Give the number of lines in the records below that include "name", and nothing more.

[Dataset entries on figures]

◇ ◇ ◇ ◇ ◇

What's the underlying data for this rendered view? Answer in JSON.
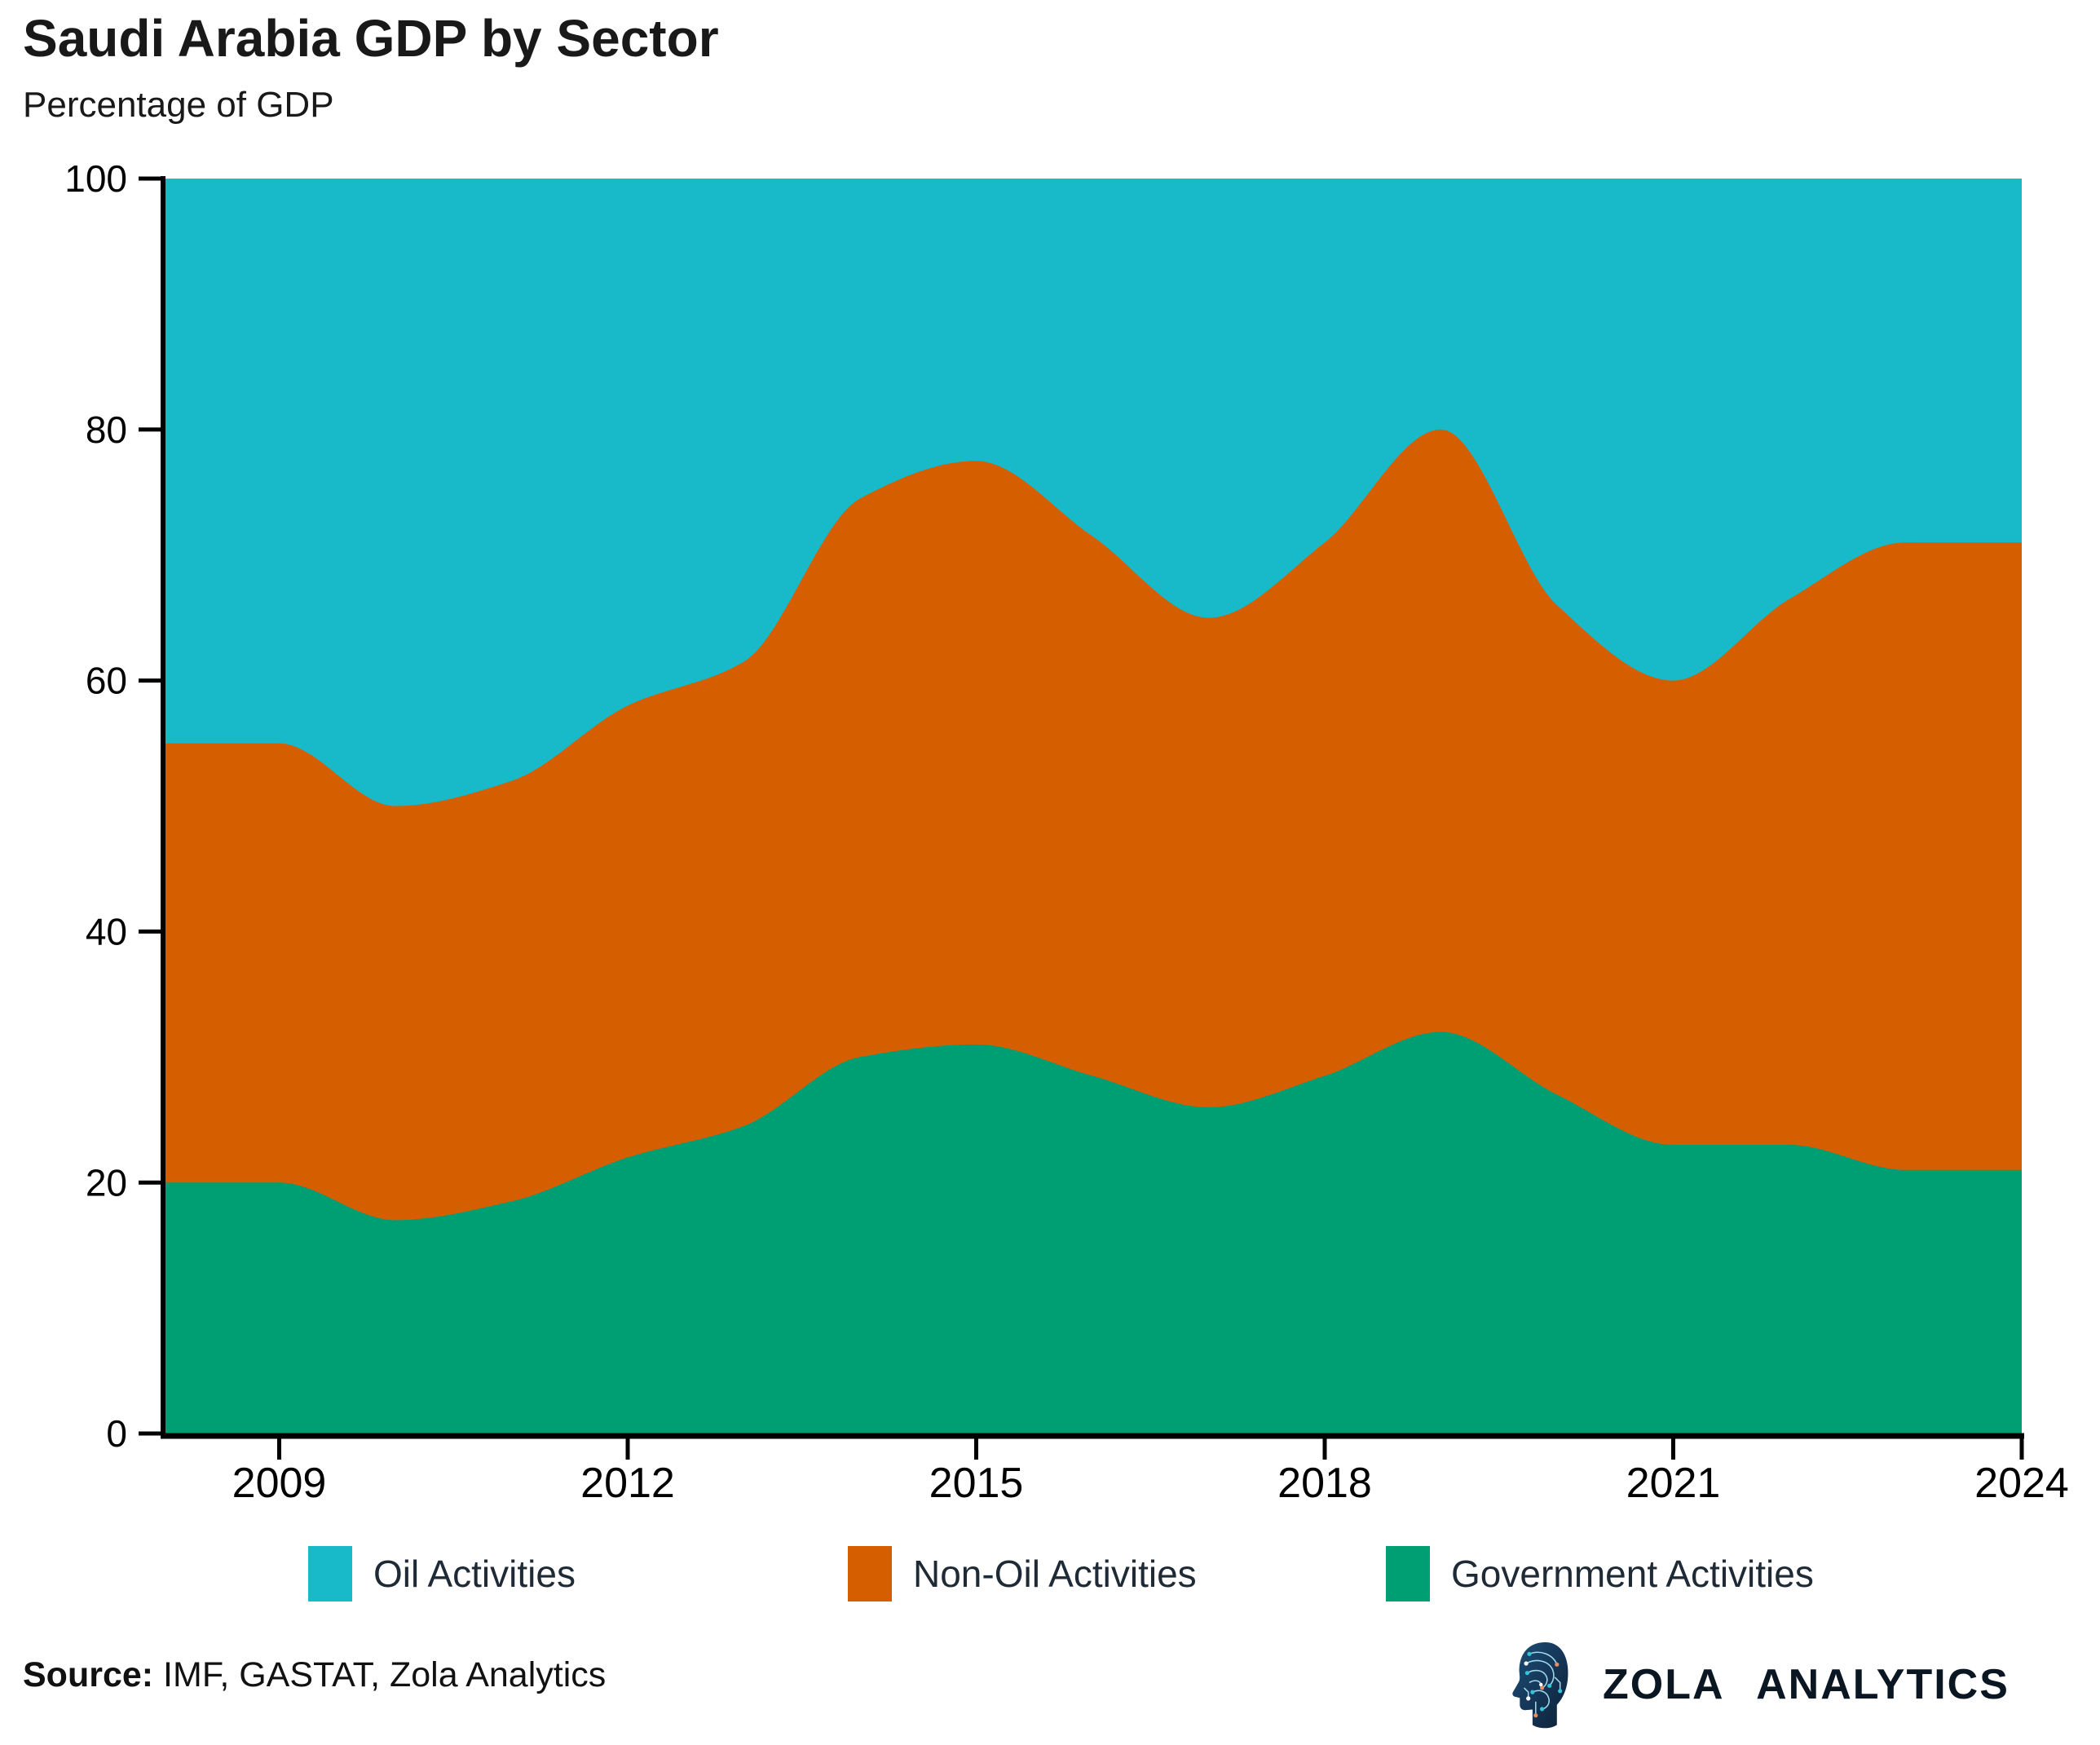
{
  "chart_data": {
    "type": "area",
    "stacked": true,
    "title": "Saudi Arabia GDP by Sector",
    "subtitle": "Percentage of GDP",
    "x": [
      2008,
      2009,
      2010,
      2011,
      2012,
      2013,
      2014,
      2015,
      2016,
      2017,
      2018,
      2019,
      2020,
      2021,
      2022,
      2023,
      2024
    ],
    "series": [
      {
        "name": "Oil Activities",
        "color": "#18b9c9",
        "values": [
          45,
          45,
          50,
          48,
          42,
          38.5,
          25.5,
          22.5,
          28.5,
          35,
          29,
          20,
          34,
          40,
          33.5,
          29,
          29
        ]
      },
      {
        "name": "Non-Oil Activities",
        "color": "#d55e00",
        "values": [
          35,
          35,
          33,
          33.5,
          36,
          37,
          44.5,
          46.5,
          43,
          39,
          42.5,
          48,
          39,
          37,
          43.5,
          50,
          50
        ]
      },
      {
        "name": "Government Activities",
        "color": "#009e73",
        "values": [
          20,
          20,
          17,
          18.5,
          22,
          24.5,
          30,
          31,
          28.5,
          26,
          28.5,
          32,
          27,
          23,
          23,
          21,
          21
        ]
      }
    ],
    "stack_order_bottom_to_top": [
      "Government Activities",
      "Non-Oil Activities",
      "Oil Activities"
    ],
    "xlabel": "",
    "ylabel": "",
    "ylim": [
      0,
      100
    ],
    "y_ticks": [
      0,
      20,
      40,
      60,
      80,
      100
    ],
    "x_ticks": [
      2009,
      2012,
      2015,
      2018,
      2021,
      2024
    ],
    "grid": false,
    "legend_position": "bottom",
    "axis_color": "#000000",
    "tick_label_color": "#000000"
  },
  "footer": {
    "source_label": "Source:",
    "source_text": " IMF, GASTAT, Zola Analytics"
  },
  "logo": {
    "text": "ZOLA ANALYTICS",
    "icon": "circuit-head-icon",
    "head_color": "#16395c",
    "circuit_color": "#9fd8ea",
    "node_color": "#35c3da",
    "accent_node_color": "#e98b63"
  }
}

◇ ◇ ◇ ◇ ◇

RESULT OF THIS TASK: 3